Data section start
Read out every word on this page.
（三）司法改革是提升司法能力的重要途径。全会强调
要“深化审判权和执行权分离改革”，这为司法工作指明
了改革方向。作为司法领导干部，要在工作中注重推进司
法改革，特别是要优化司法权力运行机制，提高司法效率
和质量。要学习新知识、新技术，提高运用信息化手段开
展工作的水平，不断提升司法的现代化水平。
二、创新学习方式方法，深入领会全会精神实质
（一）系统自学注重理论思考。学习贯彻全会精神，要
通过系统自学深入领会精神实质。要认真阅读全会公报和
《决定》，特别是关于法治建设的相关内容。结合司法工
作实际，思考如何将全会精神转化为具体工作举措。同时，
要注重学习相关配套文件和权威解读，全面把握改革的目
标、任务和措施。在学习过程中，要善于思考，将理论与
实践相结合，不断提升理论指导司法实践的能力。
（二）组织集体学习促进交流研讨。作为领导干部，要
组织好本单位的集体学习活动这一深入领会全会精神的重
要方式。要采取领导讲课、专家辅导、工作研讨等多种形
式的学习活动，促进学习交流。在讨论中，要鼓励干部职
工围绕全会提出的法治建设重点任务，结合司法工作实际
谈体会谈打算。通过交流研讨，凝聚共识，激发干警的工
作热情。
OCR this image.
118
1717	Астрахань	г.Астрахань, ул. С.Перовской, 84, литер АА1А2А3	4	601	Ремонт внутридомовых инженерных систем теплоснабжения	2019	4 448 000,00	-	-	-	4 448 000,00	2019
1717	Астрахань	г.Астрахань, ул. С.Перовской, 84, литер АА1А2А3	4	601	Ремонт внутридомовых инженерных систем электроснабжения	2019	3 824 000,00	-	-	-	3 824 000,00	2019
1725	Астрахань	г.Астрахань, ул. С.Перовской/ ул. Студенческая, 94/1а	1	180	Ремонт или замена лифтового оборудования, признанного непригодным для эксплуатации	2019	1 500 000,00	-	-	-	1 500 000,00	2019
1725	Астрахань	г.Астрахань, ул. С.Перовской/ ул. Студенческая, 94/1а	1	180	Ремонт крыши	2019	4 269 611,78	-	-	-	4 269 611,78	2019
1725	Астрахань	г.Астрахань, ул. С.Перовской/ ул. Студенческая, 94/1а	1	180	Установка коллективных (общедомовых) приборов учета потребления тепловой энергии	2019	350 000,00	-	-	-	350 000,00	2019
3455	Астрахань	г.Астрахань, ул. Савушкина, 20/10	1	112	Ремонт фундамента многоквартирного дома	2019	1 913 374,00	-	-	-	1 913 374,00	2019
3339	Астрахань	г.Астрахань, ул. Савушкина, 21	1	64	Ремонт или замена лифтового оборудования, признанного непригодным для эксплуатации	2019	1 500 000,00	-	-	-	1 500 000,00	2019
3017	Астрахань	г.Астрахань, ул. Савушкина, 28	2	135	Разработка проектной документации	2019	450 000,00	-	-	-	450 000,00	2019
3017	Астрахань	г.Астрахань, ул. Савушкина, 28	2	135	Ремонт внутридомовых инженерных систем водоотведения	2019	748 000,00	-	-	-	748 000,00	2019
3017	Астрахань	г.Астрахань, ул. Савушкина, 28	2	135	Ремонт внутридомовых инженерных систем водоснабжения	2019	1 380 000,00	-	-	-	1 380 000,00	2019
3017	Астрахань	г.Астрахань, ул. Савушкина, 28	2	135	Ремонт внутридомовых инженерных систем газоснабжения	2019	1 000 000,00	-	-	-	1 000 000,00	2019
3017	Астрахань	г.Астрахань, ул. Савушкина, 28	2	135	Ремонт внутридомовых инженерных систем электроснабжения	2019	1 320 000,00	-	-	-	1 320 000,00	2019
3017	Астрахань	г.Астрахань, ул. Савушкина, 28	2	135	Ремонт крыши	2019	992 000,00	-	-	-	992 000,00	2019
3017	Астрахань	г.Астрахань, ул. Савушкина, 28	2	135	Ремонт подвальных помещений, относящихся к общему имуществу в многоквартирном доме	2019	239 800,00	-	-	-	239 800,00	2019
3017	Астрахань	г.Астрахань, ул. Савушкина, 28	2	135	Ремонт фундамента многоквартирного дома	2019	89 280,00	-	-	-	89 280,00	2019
Data section end
Brief: Of the lines above, copy each that contains "электроснабжения".

Output:
1717	Астрахань	г.Астрахань, ул. С.Перовской, 84, литер АА1А2А3	4	601	Ремонт внутридомовых инженерных систем электроснабжения	2019	3 824 000,00	-	-	-	3 824 000,00	2019
3017	Астрахань	г.Астрахань, ул. Савушкина, 28	2	135	Ремонт внутридомовых инженерных систем электроснабжения	2019	1 320 000,00	-	-	-	1 320 000,00	2019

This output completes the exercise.